### Directive
Show, in full, each line of the data that contains "Escutcheon".

-------------------------

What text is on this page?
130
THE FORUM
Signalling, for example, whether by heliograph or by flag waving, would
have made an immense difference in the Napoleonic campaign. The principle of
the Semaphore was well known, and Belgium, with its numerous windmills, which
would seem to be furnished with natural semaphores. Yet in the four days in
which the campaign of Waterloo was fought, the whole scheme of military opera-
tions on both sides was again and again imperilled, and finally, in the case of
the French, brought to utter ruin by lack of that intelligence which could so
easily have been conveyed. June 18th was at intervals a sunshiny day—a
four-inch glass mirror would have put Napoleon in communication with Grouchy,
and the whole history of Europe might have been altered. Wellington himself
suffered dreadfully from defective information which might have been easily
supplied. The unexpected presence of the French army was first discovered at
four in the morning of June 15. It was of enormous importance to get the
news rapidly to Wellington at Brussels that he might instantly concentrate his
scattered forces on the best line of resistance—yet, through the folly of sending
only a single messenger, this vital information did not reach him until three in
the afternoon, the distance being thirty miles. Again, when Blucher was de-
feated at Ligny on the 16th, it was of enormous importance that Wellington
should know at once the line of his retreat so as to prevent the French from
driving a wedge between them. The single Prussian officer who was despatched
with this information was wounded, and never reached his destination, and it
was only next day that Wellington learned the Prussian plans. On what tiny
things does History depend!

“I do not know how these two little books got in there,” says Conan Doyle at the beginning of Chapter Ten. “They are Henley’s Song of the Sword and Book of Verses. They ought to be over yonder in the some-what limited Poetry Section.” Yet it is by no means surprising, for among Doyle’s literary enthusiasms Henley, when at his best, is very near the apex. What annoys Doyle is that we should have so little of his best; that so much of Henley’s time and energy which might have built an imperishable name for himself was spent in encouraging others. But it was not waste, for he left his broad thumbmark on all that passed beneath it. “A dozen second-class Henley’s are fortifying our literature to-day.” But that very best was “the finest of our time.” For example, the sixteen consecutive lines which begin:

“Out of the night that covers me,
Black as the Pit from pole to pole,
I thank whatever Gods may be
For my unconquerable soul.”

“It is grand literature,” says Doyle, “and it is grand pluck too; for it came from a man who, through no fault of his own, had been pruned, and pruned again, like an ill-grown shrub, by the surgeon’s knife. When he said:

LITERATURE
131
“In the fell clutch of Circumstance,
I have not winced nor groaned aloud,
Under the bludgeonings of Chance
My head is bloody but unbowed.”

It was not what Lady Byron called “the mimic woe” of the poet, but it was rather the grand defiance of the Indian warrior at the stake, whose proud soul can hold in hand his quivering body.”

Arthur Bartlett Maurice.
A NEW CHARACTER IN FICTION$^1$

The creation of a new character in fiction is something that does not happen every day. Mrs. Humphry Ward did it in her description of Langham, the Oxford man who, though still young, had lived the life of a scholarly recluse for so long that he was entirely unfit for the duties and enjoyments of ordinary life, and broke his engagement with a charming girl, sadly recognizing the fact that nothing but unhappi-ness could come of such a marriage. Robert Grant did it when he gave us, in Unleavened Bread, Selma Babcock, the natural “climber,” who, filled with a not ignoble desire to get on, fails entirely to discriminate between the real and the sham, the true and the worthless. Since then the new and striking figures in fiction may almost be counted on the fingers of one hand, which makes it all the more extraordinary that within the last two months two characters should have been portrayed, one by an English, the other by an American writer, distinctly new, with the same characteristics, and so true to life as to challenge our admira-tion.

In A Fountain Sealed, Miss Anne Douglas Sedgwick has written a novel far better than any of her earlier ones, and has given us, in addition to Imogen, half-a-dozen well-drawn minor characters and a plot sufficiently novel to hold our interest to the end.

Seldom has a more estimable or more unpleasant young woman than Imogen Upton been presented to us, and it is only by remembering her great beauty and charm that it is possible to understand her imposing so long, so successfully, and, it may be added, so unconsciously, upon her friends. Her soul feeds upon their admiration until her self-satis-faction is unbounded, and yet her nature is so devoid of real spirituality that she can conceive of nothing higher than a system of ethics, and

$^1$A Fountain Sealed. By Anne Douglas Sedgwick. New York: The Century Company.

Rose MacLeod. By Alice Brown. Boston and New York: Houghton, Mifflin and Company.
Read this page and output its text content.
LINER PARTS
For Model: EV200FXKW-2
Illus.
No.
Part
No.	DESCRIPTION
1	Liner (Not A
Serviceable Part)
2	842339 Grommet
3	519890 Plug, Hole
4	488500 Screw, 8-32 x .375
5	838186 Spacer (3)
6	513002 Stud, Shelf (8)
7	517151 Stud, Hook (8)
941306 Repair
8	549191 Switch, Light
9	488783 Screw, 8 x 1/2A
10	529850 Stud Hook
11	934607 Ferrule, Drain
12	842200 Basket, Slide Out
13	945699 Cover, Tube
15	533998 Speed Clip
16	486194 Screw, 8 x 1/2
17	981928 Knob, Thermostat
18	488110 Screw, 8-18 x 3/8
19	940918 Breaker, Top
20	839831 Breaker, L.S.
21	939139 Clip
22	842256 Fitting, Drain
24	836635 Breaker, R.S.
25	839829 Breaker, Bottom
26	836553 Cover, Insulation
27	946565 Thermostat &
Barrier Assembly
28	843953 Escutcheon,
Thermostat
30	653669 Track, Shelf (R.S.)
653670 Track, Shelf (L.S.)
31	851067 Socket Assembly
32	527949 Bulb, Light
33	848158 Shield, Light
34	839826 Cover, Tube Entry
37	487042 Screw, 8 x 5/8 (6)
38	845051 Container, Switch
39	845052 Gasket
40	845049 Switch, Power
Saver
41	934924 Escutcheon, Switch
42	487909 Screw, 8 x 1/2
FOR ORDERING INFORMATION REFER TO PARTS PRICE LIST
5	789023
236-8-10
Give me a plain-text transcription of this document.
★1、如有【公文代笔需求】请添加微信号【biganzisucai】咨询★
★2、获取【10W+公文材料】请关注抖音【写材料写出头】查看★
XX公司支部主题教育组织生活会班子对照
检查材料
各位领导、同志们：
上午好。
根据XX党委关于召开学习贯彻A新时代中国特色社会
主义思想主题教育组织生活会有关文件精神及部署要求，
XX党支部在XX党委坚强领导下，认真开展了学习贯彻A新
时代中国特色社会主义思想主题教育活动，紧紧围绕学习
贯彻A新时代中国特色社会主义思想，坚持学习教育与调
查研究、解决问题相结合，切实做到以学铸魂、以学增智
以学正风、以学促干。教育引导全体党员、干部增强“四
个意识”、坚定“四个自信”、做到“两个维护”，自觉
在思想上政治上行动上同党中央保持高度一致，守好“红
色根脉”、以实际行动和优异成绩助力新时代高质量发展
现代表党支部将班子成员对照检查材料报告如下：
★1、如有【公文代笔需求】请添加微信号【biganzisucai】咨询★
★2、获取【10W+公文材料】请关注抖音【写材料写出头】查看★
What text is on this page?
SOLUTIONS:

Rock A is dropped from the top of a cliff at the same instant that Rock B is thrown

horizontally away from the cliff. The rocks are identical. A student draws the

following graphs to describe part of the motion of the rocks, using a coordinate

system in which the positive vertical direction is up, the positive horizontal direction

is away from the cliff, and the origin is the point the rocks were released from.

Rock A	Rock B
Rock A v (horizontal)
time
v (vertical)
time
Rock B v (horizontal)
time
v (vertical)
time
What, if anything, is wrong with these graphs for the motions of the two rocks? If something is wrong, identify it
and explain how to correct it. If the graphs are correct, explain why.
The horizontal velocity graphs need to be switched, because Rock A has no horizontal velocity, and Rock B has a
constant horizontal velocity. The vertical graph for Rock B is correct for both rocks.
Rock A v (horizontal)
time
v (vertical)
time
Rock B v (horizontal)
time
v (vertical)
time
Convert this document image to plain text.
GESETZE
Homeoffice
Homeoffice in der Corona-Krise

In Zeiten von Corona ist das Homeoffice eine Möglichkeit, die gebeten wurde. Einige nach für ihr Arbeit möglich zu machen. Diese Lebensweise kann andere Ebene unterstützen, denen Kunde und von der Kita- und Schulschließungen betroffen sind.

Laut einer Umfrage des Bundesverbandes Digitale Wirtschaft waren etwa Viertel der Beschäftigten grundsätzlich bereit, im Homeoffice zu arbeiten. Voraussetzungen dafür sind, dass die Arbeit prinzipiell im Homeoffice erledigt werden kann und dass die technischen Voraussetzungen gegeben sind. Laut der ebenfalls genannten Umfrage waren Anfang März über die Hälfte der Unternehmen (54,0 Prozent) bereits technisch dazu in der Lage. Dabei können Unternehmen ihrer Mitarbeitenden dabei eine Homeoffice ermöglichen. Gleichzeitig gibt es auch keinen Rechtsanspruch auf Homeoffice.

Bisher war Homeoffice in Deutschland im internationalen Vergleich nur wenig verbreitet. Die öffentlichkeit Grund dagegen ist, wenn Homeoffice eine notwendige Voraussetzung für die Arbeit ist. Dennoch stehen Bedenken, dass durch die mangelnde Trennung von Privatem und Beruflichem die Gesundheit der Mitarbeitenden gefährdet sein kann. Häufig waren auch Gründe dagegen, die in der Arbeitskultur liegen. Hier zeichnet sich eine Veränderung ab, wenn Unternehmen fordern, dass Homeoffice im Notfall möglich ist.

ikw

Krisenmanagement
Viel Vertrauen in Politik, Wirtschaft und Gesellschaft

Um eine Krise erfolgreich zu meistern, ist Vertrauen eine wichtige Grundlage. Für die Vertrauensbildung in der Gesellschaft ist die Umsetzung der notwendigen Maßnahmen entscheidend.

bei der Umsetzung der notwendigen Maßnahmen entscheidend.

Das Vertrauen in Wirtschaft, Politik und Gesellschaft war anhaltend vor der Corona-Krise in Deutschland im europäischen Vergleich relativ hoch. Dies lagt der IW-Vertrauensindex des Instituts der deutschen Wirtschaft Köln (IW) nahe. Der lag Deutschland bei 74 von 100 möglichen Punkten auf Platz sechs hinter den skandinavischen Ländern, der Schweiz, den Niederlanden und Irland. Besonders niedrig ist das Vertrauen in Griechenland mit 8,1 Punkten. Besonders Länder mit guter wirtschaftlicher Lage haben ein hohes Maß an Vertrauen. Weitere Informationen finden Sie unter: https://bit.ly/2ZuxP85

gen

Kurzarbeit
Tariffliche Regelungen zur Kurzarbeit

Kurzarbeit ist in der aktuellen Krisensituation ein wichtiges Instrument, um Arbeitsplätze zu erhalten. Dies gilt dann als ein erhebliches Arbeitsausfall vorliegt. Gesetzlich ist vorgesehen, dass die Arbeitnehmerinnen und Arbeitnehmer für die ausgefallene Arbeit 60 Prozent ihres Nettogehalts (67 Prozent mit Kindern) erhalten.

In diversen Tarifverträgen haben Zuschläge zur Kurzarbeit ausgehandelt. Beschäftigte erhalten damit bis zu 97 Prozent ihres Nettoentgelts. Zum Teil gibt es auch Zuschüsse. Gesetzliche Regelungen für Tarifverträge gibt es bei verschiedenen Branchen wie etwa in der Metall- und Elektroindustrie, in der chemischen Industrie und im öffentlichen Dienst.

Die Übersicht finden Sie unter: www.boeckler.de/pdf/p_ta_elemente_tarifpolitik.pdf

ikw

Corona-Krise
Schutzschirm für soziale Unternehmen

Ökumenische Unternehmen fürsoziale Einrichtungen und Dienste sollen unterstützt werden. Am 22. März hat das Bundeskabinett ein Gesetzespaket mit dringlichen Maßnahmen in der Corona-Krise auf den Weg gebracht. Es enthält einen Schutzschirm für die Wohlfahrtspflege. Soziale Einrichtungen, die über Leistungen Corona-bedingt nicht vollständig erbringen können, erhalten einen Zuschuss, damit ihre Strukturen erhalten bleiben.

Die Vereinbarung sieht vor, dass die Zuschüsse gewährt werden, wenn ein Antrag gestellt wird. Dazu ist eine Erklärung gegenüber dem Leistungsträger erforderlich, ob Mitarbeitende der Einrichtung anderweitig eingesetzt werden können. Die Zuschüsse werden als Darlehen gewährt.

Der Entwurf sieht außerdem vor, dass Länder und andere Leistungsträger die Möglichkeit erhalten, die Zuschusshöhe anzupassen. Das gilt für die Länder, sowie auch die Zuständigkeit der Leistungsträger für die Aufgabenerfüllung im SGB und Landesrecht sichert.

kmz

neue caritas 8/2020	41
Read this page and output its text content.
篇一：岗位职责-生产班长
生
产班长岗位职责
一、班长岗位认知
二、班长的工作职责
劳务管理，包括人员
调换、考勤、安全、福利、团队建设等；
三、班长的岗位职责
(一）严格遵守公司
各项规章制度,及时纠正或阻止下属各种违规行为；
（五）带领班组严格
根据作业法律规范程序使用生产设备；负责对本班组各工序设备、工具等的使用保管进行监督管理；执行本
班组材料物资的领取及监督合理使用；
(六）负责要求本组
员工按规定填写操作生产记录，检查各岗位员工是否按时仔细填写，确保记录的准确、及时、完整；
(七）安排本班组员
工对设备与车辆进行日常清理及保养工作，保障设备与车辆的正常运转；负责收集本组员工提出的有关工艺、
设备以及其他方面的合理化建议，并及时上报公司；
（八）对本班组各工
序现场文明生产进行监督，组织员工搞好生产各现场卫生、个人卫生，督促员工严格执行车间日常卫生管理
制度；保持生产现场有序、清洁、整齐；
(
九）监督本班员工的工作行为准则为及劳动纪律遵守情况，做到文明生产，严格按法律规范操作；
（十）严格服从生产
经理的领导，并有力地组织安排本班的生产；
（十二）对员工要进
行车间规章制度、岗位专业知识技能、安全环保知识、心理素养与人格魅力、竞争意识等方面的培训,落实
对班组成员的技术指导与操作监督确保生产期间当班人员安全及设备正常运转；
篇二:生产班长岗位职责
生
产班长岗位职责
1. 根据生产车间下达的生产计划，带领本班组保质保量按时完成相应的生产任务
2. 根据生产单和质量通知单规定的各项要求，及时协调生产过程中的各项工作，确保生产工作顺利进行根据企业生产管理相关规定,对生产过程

-------------------------

### Expected output
28	843953 Escutcheon,
41	934924 Escutcheon, Switch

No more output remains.